- [THE PROBLEM]:
Copy out each line featuring the string "Print" from the entries beneath.
+ + + + +
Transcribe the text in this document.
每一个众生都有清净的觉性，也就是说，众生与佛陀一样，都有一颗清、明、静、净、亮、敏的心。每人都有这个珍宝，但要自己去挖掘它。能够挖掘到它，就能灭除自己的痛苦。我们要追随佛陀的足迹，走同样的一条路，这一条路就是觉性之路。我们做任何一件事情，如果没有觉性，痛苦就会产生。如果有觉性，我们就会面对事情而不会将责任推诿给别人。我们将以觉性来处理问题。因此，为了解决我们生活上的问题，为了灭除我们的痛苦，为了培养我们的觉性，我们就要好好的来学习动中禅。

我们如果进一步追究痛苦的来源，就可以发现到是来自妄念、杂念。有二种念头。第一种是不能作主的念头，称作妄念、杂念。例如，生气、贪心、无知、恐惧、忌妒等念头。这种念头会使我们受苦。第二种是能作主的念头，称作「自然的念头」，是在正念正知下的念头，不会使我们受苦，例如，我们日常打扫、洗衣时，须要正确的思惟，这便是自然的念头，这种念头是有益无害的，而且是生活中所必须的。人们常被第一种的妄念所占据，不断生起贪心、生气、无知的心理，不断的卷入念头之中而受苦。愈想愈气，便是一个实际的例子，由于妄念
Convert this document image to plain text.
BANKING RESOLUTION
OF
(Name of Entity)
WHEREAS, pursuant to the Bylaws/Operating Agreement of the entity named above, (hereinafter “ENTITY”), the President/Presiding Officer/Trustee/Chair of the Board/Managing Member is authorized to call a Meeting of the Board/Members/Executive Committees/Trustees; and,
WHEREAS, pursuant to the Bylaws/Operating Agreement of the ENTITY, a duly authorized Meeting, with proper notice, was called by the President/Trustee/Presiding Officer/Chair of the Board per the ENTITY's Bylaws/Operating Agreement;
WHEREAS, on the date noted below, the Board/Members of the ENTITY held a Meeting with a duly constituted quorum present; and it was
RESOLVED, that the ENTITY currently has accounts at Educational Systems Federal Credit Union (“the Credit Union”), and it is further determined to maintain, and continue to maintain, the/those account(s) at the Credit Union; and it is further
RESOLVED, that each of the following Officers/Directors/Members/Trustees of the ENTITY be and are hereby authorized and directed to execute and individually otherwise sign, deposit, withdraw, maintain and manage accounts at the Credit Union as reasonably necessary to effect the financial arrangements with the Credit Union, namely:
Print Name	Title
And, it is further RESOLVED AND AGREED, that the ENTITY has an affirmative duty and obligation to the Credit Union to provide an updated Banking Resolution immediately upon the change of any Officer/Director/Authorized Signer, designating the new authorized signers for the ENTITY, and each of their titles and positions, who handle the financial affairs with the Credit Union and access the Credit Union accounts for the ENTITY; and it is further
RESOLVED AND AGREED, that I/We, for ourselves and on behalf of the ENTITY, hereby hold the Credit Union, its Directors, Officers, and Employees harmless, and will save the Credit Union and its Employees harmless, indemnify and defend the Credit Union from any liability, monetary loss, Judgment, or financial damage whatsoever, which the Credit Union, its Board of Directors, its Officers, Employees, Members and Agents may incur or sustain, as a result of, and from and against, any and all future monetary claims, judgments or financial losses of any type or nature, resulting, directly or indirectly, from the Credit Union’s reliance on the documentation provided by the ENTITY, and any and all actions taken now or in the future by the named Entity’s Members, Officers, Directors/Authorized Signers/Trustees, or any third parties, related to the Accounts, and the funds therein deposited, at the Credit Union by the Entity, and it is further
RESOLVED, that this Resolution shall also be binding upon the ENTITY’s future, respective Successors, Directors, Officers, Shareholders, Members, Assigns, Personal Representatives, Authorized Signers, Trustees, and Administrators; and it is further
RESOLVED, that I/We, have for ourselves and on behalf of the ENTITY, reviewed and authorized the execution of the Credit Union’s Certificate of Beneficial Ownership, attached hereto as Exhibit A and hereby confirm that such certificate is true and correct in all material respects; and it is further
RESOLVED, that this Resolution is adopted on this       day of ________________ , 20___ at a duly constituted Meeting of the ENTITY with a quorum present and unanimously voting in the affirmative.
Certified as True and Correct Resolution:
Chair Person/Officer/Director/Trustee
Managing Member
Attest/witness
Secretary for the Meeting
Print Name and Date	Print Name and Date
+ + + + +
- [TASK RESPONSE]:
Print Name	Title
Print Name and Date	Print Name and Date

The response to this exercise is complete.